GIVEN INSTRUCTION> Only the pictures are to be left out; set down the rest of the records exactly.
⟨
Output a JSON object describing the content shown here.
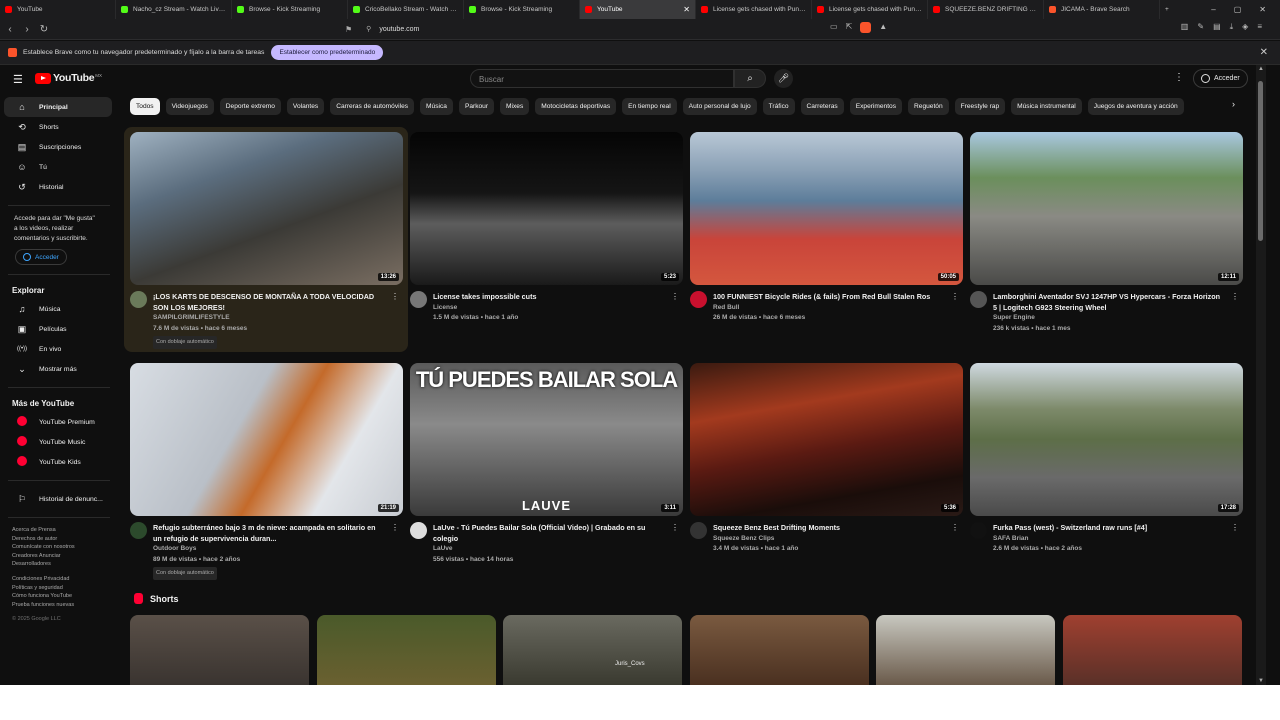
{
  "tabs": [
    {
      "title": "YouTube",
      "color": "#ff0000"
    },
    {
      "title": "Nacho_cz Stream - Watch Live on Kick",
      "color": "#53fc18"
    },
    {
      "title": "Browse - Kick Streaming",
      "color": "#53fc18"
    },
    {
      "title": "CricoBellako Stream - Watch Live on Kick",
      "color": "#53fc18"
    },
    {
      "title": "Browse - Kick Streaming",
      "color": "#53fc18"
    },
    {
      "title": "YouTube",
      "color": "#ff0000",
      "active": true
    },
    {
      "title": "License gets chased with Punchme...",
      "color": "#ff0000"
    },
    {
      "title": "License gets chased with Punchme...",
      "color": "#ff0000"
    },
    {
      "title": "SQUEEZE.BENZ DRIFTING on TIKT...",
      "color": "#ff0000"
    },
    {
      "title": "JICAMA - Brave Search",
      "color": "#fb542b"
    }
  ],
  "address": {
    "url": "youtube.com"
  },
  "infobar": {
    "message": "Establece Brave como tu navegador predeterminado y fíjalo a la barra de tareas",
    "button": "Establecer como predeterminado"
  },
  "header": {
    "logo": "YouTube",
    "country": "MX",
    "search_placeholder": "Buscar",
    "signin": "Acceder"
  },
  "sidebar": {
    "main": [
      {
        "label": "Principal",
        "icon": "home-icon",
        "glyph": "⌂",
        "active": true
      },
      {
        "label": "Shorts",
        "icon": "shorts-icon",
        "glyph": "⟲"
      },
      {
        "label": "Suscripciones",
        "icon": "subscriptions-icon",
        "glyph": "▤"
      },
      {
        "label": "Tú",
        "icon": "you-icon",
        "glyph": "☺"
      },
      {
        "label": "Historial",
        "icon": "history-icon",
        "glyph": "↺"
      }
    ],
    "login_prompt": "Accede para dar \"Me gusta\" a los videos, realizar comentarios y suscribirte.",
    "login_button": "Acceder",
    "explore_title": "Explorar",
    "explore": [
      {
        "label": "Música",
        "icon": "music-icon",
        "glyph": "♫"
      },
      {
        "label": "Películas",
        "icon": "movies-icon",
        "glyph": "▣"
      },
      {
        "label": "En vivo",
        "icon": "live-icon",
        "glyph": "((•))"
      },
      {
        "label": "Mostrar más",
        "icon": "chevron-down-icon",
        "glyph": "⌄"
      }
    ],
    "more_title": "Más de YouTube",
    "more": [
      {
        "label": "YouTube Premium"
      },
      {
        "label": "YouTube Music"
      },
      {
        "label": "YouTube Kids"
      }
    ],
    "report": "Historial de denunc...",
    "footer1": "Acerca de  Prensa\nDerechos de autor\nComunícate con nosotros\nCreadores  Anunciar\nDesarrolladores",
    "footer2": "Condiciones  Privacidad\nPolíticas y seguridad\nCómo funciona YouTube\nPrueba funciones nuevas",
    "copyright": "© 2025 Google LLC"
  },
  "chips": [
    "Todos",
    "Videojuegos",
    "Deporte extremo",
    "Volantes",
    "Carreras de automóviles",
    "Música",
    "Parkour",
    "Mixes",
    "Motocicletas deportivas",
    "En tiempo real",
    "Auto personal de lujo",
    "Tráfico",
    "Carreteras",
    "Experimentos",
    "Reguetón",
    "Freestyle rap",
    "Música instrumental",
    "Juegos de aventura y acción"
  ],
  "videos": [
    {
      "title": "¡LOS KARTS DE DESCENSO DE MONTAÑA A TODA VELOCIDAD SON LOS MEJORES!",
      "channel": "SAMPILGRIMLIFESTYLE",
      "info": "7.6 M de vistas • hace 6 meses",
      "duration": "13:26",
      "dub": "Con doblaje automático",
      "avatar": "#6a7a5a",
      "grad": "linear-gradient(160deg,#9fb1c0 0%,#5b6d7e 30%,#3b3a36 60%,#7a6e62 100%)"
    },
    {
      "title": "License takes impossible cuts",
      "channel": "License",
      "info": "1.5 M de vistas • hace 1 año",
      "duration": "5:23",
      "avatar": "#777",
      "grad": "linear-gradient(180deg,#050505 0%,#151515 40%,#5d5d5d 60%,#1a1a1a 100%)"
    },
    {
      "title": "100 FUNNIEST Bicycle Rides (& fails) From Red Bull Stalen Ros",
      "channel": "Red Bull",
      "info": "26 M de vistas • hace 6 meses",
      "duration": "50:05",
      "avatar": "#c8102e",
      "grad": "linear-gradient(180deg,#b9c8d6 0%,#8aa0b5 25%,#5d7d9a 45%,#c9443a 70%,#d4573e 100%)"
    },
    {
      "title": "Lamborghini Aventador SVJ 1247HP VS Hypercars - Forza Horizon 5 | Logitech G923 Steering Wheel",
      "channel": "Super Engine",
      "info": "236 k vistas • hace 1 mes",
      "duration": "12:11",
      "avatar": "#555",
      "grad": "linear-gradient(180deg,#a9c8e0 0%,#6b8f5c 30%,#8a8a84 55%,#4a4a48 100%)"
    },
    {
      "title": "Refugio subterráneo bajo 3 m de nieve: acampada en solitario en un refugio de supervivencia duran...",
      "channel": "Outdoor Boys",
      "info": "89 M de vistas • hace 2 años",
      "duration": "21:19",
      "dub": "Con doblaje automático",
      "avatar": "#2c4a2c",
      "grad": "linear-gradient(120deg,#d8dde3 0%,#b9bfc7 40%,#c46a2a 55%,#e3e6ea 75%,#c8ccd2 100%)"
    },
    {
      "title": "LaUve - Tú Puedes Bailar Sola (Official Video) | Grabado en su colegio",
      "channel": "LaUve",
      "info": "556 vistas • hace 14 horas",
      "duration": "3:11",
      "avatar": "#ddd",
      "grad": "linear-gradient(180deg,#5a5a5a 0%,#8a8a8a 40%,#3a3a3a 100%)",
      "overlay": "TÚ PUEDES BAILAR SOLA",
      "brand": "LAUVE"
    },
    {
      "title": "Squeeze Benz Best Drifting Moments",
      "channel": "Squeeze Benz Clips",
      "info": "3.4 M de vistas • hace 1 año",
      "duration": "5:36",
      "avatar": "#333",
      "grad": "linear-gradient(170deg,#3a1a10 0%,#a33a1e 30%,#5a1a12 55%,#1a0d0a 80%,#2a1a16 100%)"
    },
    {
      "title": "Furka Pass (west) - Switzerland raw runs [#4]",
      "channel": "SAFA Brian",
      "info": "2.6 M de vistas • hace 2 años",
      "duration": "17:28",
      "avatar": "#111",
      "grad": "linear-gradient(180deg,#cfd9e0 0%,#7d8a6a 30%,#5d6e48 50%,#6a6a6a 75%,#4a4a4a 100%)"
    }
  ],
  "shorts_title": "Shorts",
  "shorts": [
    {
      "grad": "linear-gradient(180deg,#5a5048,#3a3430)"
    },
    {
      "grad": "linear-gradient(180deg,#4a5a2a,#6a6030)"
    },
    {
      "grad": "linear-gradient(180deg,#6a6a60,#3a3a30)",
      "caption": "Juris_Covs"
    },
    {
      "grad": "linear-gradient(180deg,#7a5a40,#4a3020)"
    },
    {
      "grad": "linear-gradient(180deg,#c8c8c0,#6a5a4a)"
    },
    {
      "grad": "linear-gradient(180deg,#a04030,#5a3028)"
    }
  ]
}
⟩
ANSWER TO THIS TASK>
Output a JSON object describing the content shown here.
{
  "tabs": [
    {
      "title": "YouTube",
      "color": "#ff0000"
    },
    {
      "title": "Nacho_cz Stream - Watch Live on Kick",
      "color": "#53fc18"
    },
    {
      "title": "Browse - Kick Streaming",
      "color": "#53fc18"
    },
    {
      "title": "CricoBellako Stream - Watch Live on Kick",
      "color": "#53fc18"
    },
    {
      "title": "Browse - Kick Streaming",
      "color": "#53fc18"
    },
    {
      "title": "YouTube",
      "color": "#ff0000",
      "active": true
    },
    {
      "title": "License gets chased with Punchme...",
      "color": "#ff0000"
    },
    {
      "title": "License gets chased with Punchme...",
      "color": "#ff0000"
    },
    {
      "title": "SQUEEZE.BENZ DRIFTING on TIKT...",
      "color": "#ff0000"
    },
    {
      "title": "JICAMA - Brave Search",
      "color": "#fb542b"
    }
  ],
  "address": {
    "url": "youtube.com"
  },
  "infobar": {
    "message": "Establece Brave como tu navegador predeterminado y fíjalo a la barra de tareas",
    "button": "Establecer como predeterminado"
  },
  "header": {
    "logo": "YouTube",
    "country": "MX",
    "search_placeholder": "Buscar",
    "signin": "Acceder"
  },
  "sidebar": {
    "main": [
      {
        "label": "Principal",
        "icon": "home-icon",
        "glyph": "⌂",
        "active": true
      },
      {
        "label": "Shorts",
        "icon": "shorts-icon",
        "glyph": "⟲"
      },
      {
        "label": "Suscripciones",
        "icon": "subscriptions-icon",
        "glyph": "▤"
      },
      {
        "label": "Tú",
        "icon": "you-icon",
        "glyph": "☺"
      },
      {
        "label": "Historial",
        "icon": "history-icon",
        "glyph": "↺"
      }
    ],
    "login_prompt": "Accede para dar \"Me gusta\" a los videos, realizar comentarios y suscribirte.",
    "login_button": "Acceder",
    "explore_title": "Explorar",
    "explore": [
      {
        "label": "Música",
        "icon": "music-icon",
        "glyph": "♫"
      },
      {
        "label": "Películas",
        "icon": "movies-icon",
        "glyph": "▣"
      },
      {
        "label": "En vivo",
        "icon": "live-icon",
        "glyph": "((•))"
      },
      {
        "label": "Mostrar más",
        "icon": "chevron-down-icon",
        "glyph": "⌄"
      }
    ],
    "more_title": "Más de YouTube",
    "more": [
      {
        "label": "YouTube Premium"
      },
      {
        "label": "YouTube Music"
      },
      {
        "label": "YouTube Kids"
      }
    ],
    "report": "Historial de denunc...",
    "footer1": "Acerca de  Prensa\nDerechos de autor\nComunícate con nosotros\nCreadores  Anunciar\nDesarrolladores",
    "footer2": "Condiciones  Privacidad\nPolíticas y seguridad\nCómo funciona YouTube\nPrueba funciones nuevas",
    "copyright": "© 2025 Google LLC"
  },
  "chips": [
    "Todos",
    "Videojuegos",
    "Deporte extremo",
    "Volantes",
    "Carreras de automóviles",
    "Música",
    "Parkour",
    "Mixes",
    "Motocicletas deportivas",
    "En tiempo real",
    "Auto personal de lujo",
    "Tráfico",
    "Carreteras",
    "Experimentos",
    "Reguetón",
    "Freestyle rap",
    "Música instrumental",
    "Juegos de aventura y acción"
  ],
  "videos": [
    {
      "title": "¡LOS KARTS DE DESCENSO DE MONTAÑA A TODA VELOCIDAD SON LOS MEJORES!",
      "channel": "SAMPILGRIMLIFESTYLE",
      "info": "7.6 M de vistas • hace 6 meses",
      "duration": "13:26",
      "dub": "Con doblaje automático",
      "avatar": "#6a7a5a",
      "grad": "linear-gradient(160deg,#9fb1c0 0%,#5b6d7e 30%,#3b3a36 60%,#7a6e62 100%)"
    },
    {
      "title": "License takes impossible cuts",
      "channel": "License",
      "info": "1.5 M de vistas • hace 1 año",
      "duration": "5:23",
      "avatar": "#777",
      "grad": "linear-gradient(180deg,#050505 0%,#151515 40%,#5d5d5d 60%,#1a1a1a 100%)"
    },
    {
      "title": "100 FUNNIEST Bicycle Rides (& fails) From Red Bull Stalen Ros",
      "channel": "Red Bull",
      "info": "26 M de vistas • hace 6 meses",
      "duration": "50:05",
      "avatar": "#c8102e",
      "grad": "linear-gradient(180deg,#b9c8d6 0%,#8aa0b5 25%,#5d7d9a 45%,#c9443a 70%,#d4573e 100%)"
    },
    {
      "title": "Lamborghini Aventador SVJ 1247HP VS Hypercars - Forza Horizon 5 | Logitech G923 Steering Wheel",
      "channel": "Super Engine",
      "info": "236 k vistas • hace 1 mes",
      "duration": "12:11",
      "avatar": "#555",
      "grad": "linear-gradient(180deg,#a9c8e0 0%,#6b8f5c 30%,#8a8a84 55%,#4a4a48 100%)"
    },
    {
      "title": "Refugio subterráneo bajo 3 m de nieve: acampada en solitario en un refugio de supervivencia duran...",
      "channel": "Outdoor Boys",
      "info": "89 M de vistas • hace 2 años",
      "duration": "21:19",
      "dub": "Con doblaje automático",
      "avatar": "#2c4a2c",
      "grad": "linear-gradient(120deg,#d8dde3 0%,#b9bfc7 40%,#c46a2a 55%,#e3e6ea 75%,#c8ccd2 100%)"
    },
    {
      "title": "LaUve - Tú Puedes Bailar Sola (Official Video) | Grabado en su colegio",
      "channel": "LaUve",
      "info": "556 vistas • hace 14 horas",
      "duration": "3:11",
      "avatar": "#ddd",
      "grad": "linear-gradient(180deg,#5a5a5a 0%,#8a8a8a 40%,#3a3a3a 100%)",
      "overlay": "TÚ PUEDES BAILAR SOLA",
      "brand": "LAUVE"
    },
    {
      "title": "Squeeze Benz Best Drifting Moments",
      "channel": "Squeeze Benz Clips",
      "info": "3.4 M de vistas • hace 1 año",
      "duration": "5:36",
      "avatar": "#333",
      "grad": "linear-gradient(170deg,#3a1a10 0%,#a33a1e 30%,#5a1a12 55%,#1a0d0a 80%,#2a1a16 100%)"
    },
    {
      "title": "Furka Pass (west) - Switzerland raw runs [#4]",
      "channel": "SAFA Brian",
      "info": "2.6 M de vistas • hace 2 años",
      "duration": "17:28",
      "avatar": "#111",
      "grad": "linear-gradient(180deg,#cfd9e0 0%,#7d8a6a 30%,#5d6e48 50%,#6a6a6a 75%,#4a4a4a 100%)"
    }
  ],
  "shorts_title": "Shorts",
  "shorts": [
    {
      "grad": "linear-gradient(180deg,#5a5048,#3a3430)"
    },
    {
      "grad": "linear-gradient(180deg,#4a5a2a,#6a6030)"
    },
    {
      "grad": "linear-gradient(180deg,#6a6a60,#3a3a30)",
      "caption": "Juris_Covs"
    },
    {
      "grad": "linear-gradient(180deg,#7a5a40,#4a3020)"
    },
    {
      "grad": "linear-gradient(180deg,#c8c8c0,#6a5a4a)"
    },
    {
      "grad": "linear-gradient(180deg,#a04030,#5a3028)"
    }
  ]
}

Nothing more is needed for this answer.